• [Job A]
Return, unchanged, the dataset entries that start at the line containing "Where is each" and end at the line containing "tile-title: LAW FIRMS (497, 215, 601, 235)", including both of those lines.

• • • • • • •

Grub fake recordfail caused by /etc/grub.d/00_header

So I have my grub set up to show at every boot, with a timeout of 10 seconds.

Lately, though, it's been reverting to 30 seconds. I tracked this down to what is known as a 'recordfail'... the machine failed to properly record a clean shutdown... apparently... but not really.

In perusing the code in /etc/grub.d/00_header, it shows:
quick_boot="1"

Then further down it shows:

if [ "$quick_boot" = 1 ]; then
    cat <<EOF
function recordfail {
  set recordfail=1
EOF

There's that fake recordfail!

And if recordfail:

make_timeout ()
{
    cat << EOF
if [ "\${recordfail}" = 1 ] ; then
  set timeout=${GRUB_RECORDFAIL_TIMEOUT:-30}
else
EOF

That's a bug. Not really sure how quick_boot got set to 1. Perhaps when I disabled suspend, hibernation, sleep and hybrid sleep?

sudo systemctl stop sleep.target suspend.target hibernate.target hybrid-sleep.target

sudo systemctl disable sleep.target suspend.target hibernate.target hybrid-sleep.target

sudo systemctl mask sleep.target suspend.target hibernate.target hybrid-sleep.target

However, when I set quick_boot="0", it still reverts to 30 seconds!

So I continued tracking down the problem... in /etc/grub.d/10_linux, it sets quick_boot="1", so I set it to "0" there, too.

And in that file:

 if [ "$quick_boot" = 1 ]; then
      echo "	recordfail" | sed "s/^/$submenu_indentation/"
  fi

And the same in /etc/grud.d/10_linux_zfs:
quick_boot="1"
and...

    if [ "${quick_boot}" = 1 ]; then
        echo "${submenu_indentation}	recordfail"
    fi

And the same thing in /etc/grub.d/30_os_prober:
quick_boot="1"
and...

adjust_timeout () {
  if [ "$quick_boot" = 1 ] && [ "x${found_other_os}" != "x" ]; then
    cat << EOF
set timeout_style=menu
if [ "\${timeout}" = 0 ]; then
  set timeout=30
fi
EOF
  fi
}

This thing's just insistent on setting quick_boot="1", which triggers a fake recordfail, which makes grub show up for 30 seconds!

I set quick_boot="0" for all of the above. Now to reboot...

[EDIT]
Nope, still at 30 seconds. Anyone got any ideas?

[EDIT 2]
Trying:
sudo sed -i "/recordfail_broken=/{s/1/0/}" /etc/grub.d/00_header
sudo update-grub
sudo reboot

[EDIT 3]
Nope, still at 30 seconds.

[EDIT 4]
Trying this:
In /etc/grub.d create two files and make them executable...

/etc/grub.d/25_pre-os-prober

#! /bin/sh
set -e
# Save the $timeout and $timeout_style values set by /etc/grub.d/00_header
# before /etc/grub.d/30_os-prober messes them up.

• • • • • • •

• [Job B]
Answer these questions about the GRUB timeout post:
(i) What timeout does the writer have grub set to show at every boot?
(ii) After the writer set quick_boot="0" in all the files and rebooted, how long did grub still show?
(iii) What path is given for the first file the writer creates in EDIT 4?

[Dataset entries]
• • • • • • •

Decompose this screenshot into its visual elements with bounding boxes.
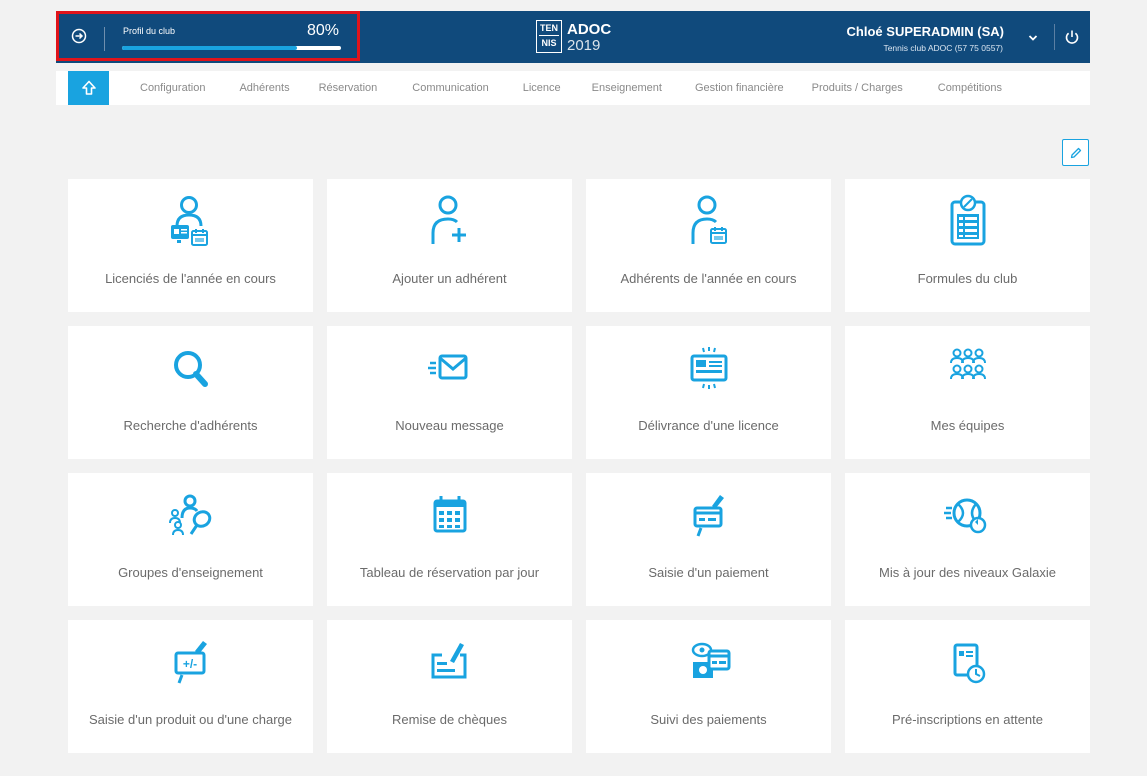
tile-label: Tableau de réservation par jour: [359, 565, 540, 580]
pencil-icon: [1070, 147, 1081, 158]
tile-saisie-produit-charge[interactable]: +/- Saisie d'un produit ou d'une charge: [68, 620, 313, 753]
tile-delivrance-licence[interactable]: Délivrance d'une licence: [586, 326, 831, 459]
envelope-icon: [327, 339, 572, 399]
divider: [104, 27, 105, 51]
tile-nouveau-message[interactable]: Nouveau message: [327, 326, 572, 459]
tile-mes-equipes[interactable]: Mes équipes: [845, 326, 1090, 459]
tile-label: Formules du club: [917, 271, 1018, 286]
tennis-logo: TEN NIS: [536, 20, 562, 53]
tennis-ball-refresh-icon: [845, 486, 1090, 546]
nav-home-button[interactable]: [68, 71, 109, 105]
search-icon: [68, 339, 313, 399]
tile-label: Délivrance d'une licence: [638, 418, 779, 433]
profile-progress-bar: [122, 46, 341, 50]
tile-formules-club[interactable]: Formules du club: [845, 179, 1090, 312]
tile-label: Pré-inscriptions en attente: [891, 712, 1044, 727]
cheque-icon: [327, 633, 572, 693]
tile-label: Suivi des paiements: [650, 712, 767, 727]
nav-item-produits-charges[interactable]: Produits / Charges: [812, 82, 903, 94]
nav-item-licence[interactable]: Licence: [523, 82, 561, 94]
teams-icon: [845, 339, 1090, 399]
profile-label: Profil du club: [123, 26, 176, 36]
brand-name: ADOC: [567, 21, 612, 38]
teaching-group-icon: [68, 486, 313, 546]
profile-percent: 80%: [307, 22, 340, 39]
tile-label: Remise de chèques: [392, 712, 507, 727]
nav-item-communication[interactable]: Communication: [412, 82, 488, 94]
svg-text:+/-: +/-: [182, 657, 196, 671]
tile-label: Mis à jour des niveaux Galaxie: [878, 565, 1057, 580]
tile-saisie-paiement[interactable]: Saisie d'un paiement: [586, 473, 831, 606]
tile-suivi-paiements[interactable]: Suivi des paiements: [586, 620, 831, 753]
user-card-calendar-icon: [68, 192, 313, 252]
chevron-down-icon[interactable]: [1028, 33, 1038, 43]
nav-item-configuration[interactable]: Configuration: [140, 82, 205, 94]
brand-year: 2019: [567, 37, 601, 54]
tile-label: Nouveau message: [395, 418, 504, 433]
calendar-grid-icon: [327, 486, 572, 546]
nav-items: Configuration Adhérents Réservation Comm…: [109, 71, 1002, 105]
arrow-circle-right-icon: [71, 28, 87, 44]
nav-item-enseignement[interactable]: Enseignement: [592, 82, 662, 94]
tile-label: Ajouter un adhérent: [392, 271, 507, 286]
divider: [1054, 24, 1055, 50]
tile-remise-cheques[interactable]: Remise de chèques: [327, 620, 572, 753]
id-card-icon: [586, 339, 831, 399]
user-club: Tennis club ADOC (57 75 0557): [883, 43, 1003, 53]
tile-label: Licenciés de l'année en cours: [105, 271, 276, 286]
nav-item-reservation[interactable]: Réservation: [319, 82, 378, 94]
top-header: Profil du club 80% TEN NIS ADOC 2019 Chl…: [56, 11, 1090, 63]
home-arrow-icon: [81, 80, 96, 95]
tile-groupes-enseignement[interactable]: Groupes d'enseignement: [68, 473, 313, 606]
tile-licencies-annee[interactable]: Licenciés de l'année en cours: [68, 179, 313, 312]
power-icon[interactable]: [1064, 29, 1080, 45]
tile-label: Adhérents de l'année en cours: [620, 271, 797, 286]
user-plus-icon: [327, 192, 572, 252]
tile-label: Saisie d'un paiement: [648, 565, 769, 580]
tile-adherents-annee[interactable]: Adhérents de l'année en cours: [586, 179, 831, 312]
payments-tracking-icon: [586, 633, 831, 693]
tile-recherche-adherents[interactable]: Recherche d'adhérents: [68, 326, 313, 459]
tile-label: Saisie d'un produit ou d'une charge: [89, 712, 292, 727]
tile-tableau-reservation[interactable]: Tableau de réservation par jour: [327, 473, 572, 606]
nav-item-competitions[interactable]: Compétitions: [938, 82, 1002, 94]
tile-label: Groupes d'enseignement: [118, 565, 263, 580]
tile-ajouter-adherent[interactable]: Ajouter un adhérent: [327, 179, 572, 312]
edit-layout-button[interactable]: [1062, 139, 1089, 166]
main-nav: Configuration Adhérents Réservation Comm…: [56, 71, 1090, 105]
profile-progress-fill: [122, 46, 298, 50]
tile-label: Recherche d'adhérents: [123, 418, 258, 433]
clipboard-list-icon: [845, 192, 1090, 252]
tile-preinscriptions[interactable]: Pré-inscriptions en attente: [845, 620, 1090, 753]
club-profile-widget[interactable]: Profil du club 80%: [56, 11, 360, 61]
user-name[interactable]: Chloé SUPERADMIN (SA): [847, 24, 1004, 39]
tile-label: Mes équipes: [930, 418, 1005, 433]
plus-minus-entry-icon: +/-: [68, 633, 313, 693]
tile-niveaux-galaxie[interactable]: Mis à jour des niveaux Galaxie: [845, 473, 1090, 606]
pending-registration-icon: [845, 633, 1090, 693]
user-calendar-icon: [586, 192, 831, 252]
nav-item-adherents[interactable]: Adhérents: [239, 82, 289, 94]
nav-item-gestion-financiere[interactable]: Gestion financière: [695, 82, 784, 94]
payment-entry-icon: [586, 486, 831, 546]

• • • • • • •

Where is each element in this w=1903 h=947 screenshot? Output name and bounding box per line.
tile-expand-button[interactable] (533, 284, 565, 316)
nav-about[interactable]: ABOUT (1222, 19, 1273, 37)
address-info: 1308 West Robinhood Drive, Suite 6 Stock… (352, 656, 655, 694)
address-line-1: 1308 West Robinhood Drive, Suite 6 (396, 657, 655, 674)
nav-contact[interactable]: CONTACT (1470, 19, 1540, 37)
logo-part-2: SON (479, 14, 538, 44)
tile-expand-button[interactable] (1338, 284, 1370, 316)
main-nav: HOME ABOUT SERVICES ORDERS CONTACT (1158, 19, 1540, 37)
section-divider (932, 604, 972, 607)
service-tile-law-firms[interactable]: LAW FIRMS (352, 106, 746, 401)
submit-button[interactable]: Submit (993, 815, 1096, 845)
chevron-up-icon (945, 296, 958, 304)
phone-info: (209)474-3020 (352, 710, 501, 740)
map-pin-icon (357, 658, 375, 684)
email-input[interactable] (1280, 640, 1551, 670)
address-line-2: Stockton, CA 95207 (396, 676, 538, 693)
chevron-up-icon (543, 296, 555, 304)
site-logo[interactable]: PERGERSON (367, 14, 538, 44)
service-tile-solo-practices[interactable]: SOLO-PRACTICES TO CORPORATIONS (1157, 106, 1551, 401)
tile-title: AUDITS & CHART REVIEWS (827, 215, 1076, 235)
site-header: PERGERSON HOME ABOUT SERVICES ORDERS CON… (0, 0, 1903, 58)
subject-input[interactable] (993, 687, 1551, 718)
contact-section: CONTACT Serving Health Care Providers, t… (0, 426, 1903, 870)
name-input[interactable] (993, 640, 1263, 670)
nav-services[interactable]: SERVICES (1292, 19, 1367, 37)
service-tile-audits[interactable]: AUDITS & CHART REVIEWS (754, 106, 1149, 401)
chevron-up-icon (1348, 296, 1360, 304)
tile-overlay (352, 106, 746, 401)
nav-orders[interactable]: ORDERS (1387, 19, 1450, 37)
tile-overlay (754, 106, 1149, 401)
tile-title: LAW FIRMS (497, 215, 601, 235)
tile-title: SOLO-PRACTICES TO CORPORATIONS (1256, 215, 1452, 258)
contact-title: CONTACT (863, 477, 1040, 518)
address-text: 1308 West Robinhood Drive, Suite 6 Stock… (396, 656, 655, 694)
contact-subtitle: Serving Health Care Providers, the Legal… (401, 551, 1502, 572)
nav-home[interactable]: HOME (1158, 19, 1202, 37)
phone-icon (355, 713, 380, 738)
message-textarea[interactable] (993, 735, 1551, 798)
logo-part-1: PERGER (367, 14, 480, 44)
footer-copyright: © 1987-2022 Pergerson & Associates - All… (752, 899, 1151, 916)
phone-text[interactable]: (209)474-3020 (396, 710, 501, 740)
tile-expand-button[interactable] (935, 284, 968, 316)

• • • • • • •

• [Exercise result A]
Where is each element in this w=1903 h=947 screenshot? Output name and bounding box per line.
tile-expand-button[interactable] (533, 284, 565, 316)
nav-about[interactable]: ABOUT (1222, 19, 1273, 37)
address-info: 1308 West Robinhood Drive, Suite 6 Stock… (352, 656, 655, 694)
address-line-1: 1308 West Robinhood Drive, Suite 6 (396, 657, 655, 674)
nav-contact[interactable]: CONTACT (1470, 19, 1540, 37)
logo-part-2: SON (479, 14, 538, 44)
tile-expand-button[interactable] (1338, 284, 1370, 316)
main-nav: HOME ABOUT SERVICES ORDERS CONTACT (1158, 19, 1540, 37)
section-divider (932, 604, 972, 607)
service-tile-law-firms[interactable]: LAW FIRMS (352, 106, 746, 401)
submit-button[interactable]: Submit (993, 815, 1096, 845)
chevron-up-icon (945, 296, 958, 304)
phone-info: (209)474-3020 (352, 710, 501, 740)
map-pin-icon (357, 658, 375, 684)
email-input[interactable] (1280, 640, 1551, 670)
address-line-2: Stockton, CA 95207 (396, 676, 538, 693)
chevron-up-icon (543, 296, 555, 304)
site-logo[interactable]: PERGERSON (367, 14, 538, 44)
service-tile-solo-practices[interactable]: SOLO-PRACTICES TO CORPORATIONS (1157, 106, 1551, 401)
tile-title: AUDITS & CHART REVIEWS (827, 215, 1076, 235)
site-header: PERGERSON HOME ABOUT SERVICES ORDERS CON… (0, 0, 1903, 58)
subject-input[interactable] (993, 687, 1551, 718)
contact-section: CONTACT Serving Health Care Providers, t… (0, 426, 1903, 870)
name-input[interactable] (993, 640, 1263, 670)
nav-services[interactable]: SERVICES (1292, 19, 1367, 37)
service-tile-audits[interactable]: AUDITS & CHART REVIEWS (754, 106, 1149, 401)
chevron-up-icon (1348, 296, 1360, 304)
tile-overlay (352, 106, 746, 401)
nav-orders[interactable]: ORDERS (1387, 19, 1450, 37)
tile-overlay (754, 106, 1149, 401)
tile-title: LAW FIRMS (497, 215, 601, 235)

• [Exercise result B]
(i) 10 seconds
(ii) 30 seconds
(iii) /etc/grub.d/25_pre-os-prober